Instructions to follow ::
Every record, from first to last, should be retyped word for word.

Material provided ::
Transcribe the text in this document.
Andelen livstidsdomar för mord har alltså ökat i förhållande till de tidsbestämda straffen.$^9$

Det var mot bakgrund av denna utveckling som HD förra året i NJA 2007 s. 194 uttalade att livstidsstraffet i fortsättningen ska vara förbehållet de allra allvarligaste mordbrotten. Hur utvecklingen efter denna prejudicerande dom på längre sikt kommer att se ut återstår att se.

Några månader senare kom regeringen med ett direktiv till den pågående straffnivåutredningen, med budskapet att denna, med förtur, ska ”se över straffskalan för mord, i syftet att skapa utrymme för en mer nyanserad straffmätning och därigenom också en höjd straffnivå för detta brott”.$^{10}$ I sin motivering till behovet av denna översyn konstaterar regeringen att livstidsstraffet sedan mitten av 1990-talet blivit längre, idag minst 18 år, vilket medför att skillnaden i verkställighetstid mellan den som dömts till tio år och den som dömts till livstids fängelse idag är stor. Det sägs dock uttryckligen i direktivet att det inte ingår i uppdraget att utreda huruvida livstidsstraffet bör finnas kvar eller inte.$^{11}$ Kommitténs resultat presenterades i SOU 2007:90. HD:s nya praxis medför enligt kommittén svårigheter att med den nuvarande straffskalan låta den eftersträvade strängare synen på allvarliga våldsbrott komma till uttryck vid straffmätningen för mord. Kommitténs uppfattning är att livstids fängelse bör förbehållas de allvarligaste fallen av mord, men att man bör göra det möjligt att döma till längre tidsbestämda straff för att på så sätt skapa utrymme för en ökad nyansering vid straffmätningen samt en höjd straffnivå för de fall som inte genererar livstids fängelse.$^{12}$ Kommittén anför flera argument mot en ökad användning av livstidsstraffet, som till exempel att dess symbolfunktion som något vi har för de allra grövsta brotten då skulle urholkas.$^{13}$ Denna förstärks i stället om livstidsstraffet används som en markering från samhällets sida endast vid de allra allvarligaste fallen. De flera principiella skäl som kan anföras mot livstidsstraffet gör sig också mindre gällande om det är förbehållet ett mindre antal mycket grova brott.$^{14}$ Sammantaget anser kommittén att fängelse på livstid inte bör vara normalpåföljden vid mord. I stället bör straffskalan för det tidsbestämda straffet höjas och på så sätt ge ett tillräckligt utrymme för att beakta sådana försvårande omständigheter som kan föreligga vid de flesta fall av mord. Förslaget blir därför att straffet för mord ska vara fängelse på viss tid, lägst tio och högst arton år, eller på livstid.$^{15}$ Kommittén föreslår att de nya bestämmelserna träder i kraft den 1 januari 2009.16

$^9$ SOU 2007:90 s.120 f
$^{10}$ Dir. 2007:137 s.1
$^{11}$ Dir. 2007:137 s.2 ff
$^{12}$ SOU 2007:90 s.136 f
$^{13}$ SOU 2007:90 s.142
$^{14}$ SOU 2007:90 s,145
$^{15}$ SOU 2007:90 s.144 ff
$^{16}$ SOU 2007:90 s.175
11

Your solution ::
Transcribe the text in this document.
Andelen livstidsdomar för mord har alltså ökat i förhållande till de tidsbestämda straffen.$^9$

Det var mot bakgrund av denna utveckling som HD förra året i NJA 2007 s. 194 uttalade att livstidsstraffet i fortsättningen ska vara förbehållet de allra allvarligaste mordbrotten. Hur utvecklingen efter denna prejudicerande dom på längre sikt kommer att se ut återstår att se.

Några månader senare kom regeringen med ett direktiv till den pågående straffnivåutredningen, med budskapet att denna, med förtur, ska ”se över straffskalan för mord, i syftet att skapa utrymme för en mer nyanserad straffmätning och därigenom också en höjd straffnivå för detta brott”.$^{10}$ I sin motivering till behovet av denna översyn konstaterar regeringen att livstidsstraffet sedan mitten av 1990-talet blivit längre, idag minst 18 år, vilket medför att skillnaden i verkställighetstid mellan den som dömts till tio år och den som dömts till livstids fängelse idag är stor. Det sägs dock uttryckligen i direktivet att det inte ingår i uppdraget att utreda huruvida livstidsstraffet bör finnas kvar eller inte.$^{11}$ Kommitténs resultat presenterades i SOU 2007:90. HD:s nya praxis medför enligt kommittén svårigheter att med den nuvarande straffskalan låta den eftersträvade strängare synen på allvarliga våldsbrott komma till uttryck vid straffmätningen för mord. Kommitténs uppfattning är att livstids fängelse bör förbehållas de allvarligaste fallen av mord, men att man bör göra det möjligt att döma till längre tidsbestämda straff för att på så sätt skapa utrymme för en ökad nyansering vid straffmätningen samt en höjd straffnivå för de fall som inte genererar livstids fängelse.$^{12}$ Kommittén anför flera argument mot en ökad användning av livstidsstraffet, som till exempel att dess symbolfunktion som något vi har för de allra grövsta brotten då skulle urholkas.$^{13}$ Denna förstärks i stället om livstidsstraffet används som en markering från samhällets sida endast vid de allra allvarligaste fallen. De flera principiella skäl som kan anföras mot livstidsstraffet gör sig också mindre gällande om det är förbehållet ett mindre antal mycket grova brott.$^{14}$ Sammantaget anser kommittén att fängelse på livstid inte bör vara normalpåföljden vid mord. I stället bör straffskalan för det tidsbestämda straffet höjas och på så sätt ge ett tillräckligt utrymme för att beakta sådana försvårande omständigheter som kan föreligga vid de flesta fall av mord. Förslaget blir därför att straffet för mord ska vara fängelse på viss tid, lägst tio och högst arton år, eller på livstid.$^{15}$ Kommittén föreslår att de nya bestämmelserna träder i kraft den 1 januari 2009.16

$^9$ SOU 2007:90 s.120 f
$^{10}$ Dir. 2007:137 s.1
$^{11}$ Dir. 2007:137 s.2 ff
$^{12}$ SOU 2007:90 s.136 f
$^{13}$ SOU 2007:90 s.142
$^{14}$ SOU 2007:90 s,145
$^{15}$ SOU 2007:90 s.144 ff
$^{16}$ SOU 2007:90 s.175
11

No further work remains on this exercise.